** Your instructions **
Every line of the material below must be repeated exactly.

(Data listing)
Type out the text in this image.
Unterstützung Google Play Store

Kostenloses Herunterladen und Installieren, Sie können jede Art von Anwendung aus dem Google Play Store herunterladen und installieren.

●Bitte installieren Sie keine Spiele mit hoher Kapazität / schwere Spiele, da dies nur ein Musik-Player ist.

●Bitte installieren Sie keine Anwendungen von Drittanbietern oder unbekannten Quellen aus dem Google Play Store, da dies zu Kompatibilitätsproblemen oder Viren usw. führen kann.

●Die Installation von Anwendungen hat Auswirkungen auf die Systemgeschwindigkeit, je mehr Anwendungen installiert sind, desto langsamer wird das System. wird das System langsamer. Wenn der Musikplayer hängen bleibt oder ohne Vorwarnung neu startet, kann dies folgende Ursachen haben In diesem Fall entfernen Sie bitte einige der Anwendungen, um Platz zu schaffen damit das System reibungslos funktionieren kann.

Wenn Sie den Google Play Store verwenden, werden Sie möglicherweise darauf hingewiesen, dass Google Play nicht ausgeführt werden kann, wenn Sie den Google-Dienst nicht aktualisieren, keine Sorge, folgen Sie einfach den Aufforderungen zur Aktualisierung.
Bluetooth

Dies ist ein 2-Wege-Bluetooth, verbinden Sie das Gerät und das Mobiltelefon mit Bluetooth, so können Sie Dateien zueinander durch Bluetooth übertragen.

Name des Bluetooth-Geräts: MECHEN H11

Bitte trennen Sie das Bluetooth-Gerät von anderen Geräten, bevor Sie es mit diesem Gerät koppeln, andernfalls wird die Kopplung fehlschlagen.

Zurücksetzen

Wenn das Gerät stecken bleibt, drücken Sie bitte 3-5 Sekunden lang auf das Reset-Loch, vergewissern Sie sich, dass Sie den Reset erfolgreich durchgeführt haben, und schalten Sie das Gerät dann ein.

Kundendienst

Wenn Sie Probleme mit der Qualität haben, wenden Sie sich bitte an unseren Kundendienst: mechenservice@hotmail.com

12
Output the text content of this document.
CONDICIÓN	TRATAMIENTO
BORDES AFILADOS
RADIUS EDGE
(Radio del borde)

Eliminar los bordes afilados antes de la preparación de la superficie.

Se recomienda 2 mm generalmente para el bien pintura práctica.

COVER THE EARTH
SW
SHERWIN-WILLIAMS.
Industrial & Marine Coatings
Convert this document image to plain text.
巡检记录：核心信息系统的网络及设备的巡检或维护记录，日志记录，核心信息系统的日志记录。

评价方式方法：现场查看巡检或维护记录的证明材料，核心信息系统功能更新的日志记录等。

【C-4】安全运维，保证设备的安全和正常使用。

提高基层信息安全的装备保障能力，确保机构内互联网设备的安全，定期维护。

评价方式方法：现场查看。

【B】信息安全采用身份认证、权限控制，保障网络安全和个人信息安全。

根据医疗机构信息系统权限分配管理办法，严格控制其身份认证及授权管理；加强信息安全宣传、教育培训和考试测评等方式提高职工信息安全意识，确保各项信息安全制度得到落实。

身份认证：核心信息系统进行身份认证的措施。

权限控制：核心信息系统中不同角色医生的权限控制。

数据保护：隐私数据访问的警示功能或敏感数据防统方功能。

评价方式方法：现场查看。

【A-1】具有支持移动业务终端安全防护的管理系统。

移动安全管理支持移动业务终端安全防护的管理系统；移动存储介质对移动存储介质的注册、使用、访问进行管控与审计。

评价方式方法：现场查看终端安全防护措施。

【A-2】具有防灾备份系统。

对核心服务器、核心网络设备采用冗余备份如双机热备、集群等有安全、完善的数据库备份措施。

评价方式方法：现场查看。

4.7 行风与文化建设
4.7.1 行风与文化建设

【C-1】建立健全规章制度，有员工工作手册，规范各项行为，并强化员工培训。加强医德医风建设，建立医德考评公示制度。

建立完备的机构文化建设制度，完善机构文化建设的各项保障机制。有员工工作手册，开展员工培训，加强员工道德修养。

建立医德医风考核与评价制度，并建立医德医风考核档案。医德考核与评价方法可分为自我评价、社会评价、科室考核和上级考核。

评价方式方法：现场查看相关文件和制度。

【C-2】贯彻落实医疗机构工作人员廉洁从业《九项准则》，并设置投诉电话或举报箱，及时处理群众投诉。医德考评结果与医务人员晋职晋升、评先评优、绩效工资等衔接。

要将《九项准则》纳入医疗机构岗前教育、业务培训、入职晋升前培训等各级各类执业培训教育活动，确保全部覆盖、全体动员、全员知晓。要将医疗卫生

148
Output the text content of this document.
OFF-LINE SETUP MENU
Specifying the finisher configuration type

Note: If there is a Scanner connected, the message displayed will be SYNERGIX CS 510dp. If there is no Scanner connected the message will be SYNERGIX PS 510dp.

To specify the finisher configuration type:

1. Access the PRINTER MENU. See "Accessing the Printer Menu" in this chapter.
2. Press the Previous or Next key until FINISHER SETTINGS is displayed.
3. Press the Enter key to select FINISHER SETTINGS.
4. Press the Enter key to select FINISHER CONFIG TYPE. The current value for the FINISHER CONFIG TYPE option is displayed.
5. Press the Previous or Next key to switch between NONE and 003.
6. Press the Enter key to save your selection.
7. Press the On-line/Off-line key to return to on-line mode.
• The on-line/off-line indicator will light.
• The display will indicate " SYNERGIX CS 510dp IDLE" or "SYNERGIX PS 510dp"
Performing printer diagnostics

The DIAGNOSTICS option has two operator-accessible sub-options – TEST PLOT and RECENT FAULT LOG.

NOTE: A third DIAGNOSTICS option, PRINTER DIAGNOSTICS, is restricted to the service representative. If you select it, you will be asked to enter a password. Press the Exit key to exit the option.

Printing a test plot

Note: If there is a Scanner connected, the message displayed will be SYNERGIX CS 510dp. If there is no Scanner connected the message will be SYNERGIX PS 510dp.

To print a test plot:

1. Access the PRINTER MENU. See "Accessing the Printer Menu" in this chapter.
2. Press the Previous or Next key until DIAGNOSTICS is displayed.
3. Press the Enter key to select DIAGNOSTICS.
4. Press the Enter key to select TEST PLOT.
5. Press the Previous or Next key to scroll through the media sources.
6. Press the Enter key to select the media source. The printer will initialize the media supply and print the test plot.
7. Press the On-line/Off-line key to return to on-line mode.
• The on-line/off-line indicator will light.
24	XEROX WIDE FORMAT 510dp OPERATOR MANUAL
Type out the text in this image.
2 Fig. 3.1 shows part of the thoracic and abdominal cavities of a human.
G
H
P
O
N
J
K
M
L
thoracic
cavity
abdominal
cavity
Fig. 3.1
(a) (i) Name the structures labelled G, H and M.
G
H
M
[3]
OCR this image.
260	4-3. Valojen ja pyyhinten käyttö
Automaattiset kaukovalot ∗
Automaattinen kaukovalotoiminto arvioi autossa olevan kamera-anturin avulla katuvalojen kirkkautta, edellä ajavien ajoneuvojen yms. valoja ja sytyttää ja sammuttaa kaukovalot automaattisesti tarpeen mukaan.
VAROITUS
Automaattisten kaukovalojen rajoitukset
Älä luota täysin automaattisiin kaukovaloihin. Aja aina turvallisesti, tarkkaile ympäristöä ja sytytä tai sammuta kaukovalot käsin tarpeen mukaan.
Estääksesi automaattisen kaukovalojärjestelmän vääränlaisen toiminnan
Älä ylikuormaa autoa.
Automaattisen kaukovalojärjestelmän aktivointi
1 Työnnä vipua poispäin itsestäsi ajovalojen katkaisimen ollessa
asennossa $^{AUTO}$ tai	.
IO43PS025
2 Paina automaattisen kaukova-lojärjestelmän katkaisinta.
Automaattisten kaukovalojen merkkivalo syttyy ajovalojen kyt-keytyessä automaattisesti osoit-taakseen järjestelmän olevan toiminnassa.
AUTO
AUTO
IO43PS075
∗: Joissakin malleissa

** Solution for this exercise **
Type out the text in this image.
Unterstützung Google Play Store

Kostenloses Herunterladen und Installieren, Sie können jede Art von Anwendung aus dem Google Play Store herunterladen und installieren.

●Bitte installieren Sie keine Spiele mit hoher Kapazität / schwere Spiele, da dies nur ein Musik-Player ist.

●Bitte installieren Sie keine Anwendungen von Drittanbietern oder unbekannten Quellen aus dem Google Play Store, da dies zu Kompatibilitätsproblemen oder Viren usw. führen kann.

●Die Installation von Anwendungen hat Auswirkungen auf die Systemgeschwindigkeit, je mehr Anwendungen installiert sind, desto langsamer wird das System. wird das System langsamer. Wenn der Musikplayer hängen bleibt oder ohne Vorwarnung neu startet, kann dies folgende Ursachen haben In diesem Fall entfernen Sie bitte einige der Anwendungen, um Platz zu schaffen damit das System reibungslos funktionieren kann.

Wenn Sie den Google Play Store verwenden, werden Sie möglicherweise darauf hingewiesen, dass Google Play nicht ausgeführt werden kann, wenn Sie den Google-Dienst nicht aktualisieren, keine Sorge, folgen Sie einfach den Aufforderungen zur Aktualisierung.
Bluetooth

Dies ist ein 2-Wege-Bluetooth, verbinden Sie das Gerät und das Mobiltelefon mit Bluetooth, so können Sie Dateien zueinander durch Bluetooth übertragen.

Name des Bluetooth-Geräts: MECHEN H11

Bitte trennen Sie das Bluetooth-Gerät von anderen Geräten, bevor Sie es mit diesem Gerät koppeln, andernfalls wird die Kopplung fehlschlagen.

Zurücksetzen

Wenn das Gerät stecken bleibt, drücken Sie bitte 3-5 Sekunden lang auf das Reset-Loch, vergewissern Sie sich, dass Sie den Reset erfolgreich durchgeführt haben, und schalten Sie das Gerät dann ein.

Kundendienst

Wenn Sie Probleme mit der Qualität haben, wenden Sie sich bitte an unseren Kundendienst: mechenservice@hotmail.com

12
Output the text content of this document.
CONDICIÓN	TRATAMIENTO
BORDES AFILADOS
RADIUS EDGE
(Radio del borde)

Eliminar los bordes afilados antes de la preparación de la superficie.

Se recomienda 2 mm generalmente para el bien pintura práctica.

COVER THE EARTH
SW
SHERWIN-WILLIAMS.
Industrial & Marine Coatings
Convert this document image to plain text.
巡检记录：核心信息系统的网络及设备的巡检或维护记录，日志记录，核心信息系统的日志记录。

评价方式方法：现场查看巡检或维护记录的证明材料，核心信息系统功能更新的日志记录等。

【C-4】安全运维，保证设备的安全和正常使用。

提高基层信息安全的装备保障能力，确保机构内互联网设备的安全，定期维护。

评价方式方法：现场查看。

【B】信息安全采用身份认证、权限控制，保障网络安全和个人信息安全。

根据医疗机构信息系统权限分配管理办法，严格控制其身份认证及授权管理；加强信息安全宣传、教育培训和考试测评等方式提高职工信息安全意识，确保各项信息安全制度得到落实。

身份认证：核心信息系统进行身份认证的措施。

权限控制：核心信息系统中不同角色医生的权限控制。

数据保护：隐私数据访问的警示功能或敏感数据防统方功能。

评价方式方法：现场查看。

【A-1】具有支持移动业务终端安全防护的管理系统。

移动安全管理支持移动业务终端安全防护的管理系统；移动存储介质对移动存储介质的注册、使用、访问进行管控与审计。

评价方式方法：现场查看终端安全防护措施。

【A-2】具有防灾备份系统。

对核心服务器、核心网络设备采用冗余备份如双机热备、集群等有安全、完善的数据库备份措施。

评价方式方法：现场查看。

4.7 行风与文化建设
4.7.1 行风与文化建设

【C-1】建立健全规章制度，有员工工作手册，规范各项行为，并强化员工培训。加强医德医风建设，建立医德考评公示制度。

建立完备的机构文化建设制度，完善机构文化建设的各项保障机制。有员工工作手册，开展员工培训，加强员工道德修养。

建立医德医风考核与评价制度，并建立医德医风考核档案。医德考核与评价方法可分为自我评价、社会评价、科室考核和上级考核。

评价方式方法：现场查看相关文件和制度。

【C-2】贯彻落实医疗机构工作人员廉洁从业《九项准则》，并设置投诉电话或举报箱，及时处理群众投诉。医德考评结果与医务人员晋职晋升、评先评优、绩效工资等衔接。

要将《九项准则》纳入医疗机构岗前教育、业务培训、入职晋升前培训等各级各类执业培训教育活动，确保全部覆盖、全体动员、全员知晓。要将医疗卫生

148
Output the text content of this document.
OFF-LINE SETUP MENU
Specifying the finisher configuration type

Note: If there is a Scanner connected, the message displayed will be SYNERGIX CS 510dp. If there is no Scanner connected the message will be SYNERGIX PS 510dp.

To specify the finisher configuration type:

1. Access the PRINTER MENU. See "Accessing the Printer Menu" in this chapter.
2. Press the Previous or Next key until FINISHER SETTINGS is displayed.
3. Press the Enter key to select FINISHER SETTINGS.
4. Press the Enter key to select FINISHER CONFIG TYPE. The current value for the FINISHER CONFIG TYPE option is displayed.
5. Press the Previous or Next key to switch between NONE and 003.
6. Press the Enter key to save your selection.
7. Press the On-line/Off-line key to return to on-line mode.
• The on-line/off-line indicator will light.
• The display will indicate " SYNERGIX CS 510dp IDLE" or "SYNERGIX PS 510dp"
Performing printer diagnostics

The DIAGNOSTICS option has two operator-accessible sub-options – TEST PLOT and RECENT FAULT LOG.

NOTE: A third DIAGNOSTICS option, PRINTER DIAGNOSTICS, is restricted to the service representative. If you select it, you will be asked to enter a password. Press the Exit key to exit the option.

Printing a test plot

Note: If there is a Scanner connected, the message displayed will be SYNERGIX CS 510dp. If there is no Scanner connected the message will be SYNERGIX PS 510dp.

To print a test plot:

1. Access the PRINTER MENU. See "Accessing the Printer Menu" in this chapter.
2. Press the Previous or Next key until DIAGNOSTICS is displayed.
3. Press the Enter key to select DIAGNOSTICS.
4. Press the Enter key to select TEST PLOT.
5. Press the Previous or Next key to scroll through the media sources.
6. Press the Enter key to select the media source. The printer will initialize the media supply and print the test plot.
7. Press the On-line/Off-line key to return to on-line mode.
• The on-line/off-line indicator will light.
24	XEROX WIDE FORMAT 510dp OPERATOR MANUAL
Type out the text in this image.
2 Fig. 3.1 shows part of the thoracic and abdominal cavities of a human.
G
H
P
O
N
J
K
M
L
thoracic
cavity
abdominal
cavity
Fig. 3.1
(a) (i) Name the structures labelled G, H and M.
G
H
M
[3]
OCR this image.
260	4-3. Valojen ja pyyhinten käyttö
Automaattiset kaukovalot ∗
Automaattinen kaukovalotoiminto arvioi autossa olevan kamera-anturin avulla katuvalojen kirkkautta, edellä ajavien ajoneuvojen yms. valoja ja sytyttää ja sammuttaa kaukovalot automaattisesti tarpeen mukaan.
VAROITUS
Automaattisten kaukovalojen rajoitukset
Älä luota täysin automaattisiin kaukovaloihin. Aja aina turvallisesti, tarkkaile ympäristöä ja sytytä tai sammuta kaukovalot käsin tarpeen mukaan.
Estääksesi automaattisen kaukovalojärjestelmän vääränlaisen toiminnan
Älä ylikuormaa autoa.
Automaattisen kaukovalojärjestelmän aktivointi
1 Työnnä vipua poispäin itsestäsi ajovalojen katkaisimen ollessa
asennossa $^{AUTO}$ tai	.
IO43PS025
2 Paina automaattisen kaukova-lojärjestelmän katkaisinta.
Automaattisten kaukovalojen merkkivalo syttyy ajovalojen kyt-keytyessä automaattisesti osoit-taakseen järjestelmän olevan toiminnassa.
AUTO
AUTO
IO43PS075
∗: Joissakin malleissa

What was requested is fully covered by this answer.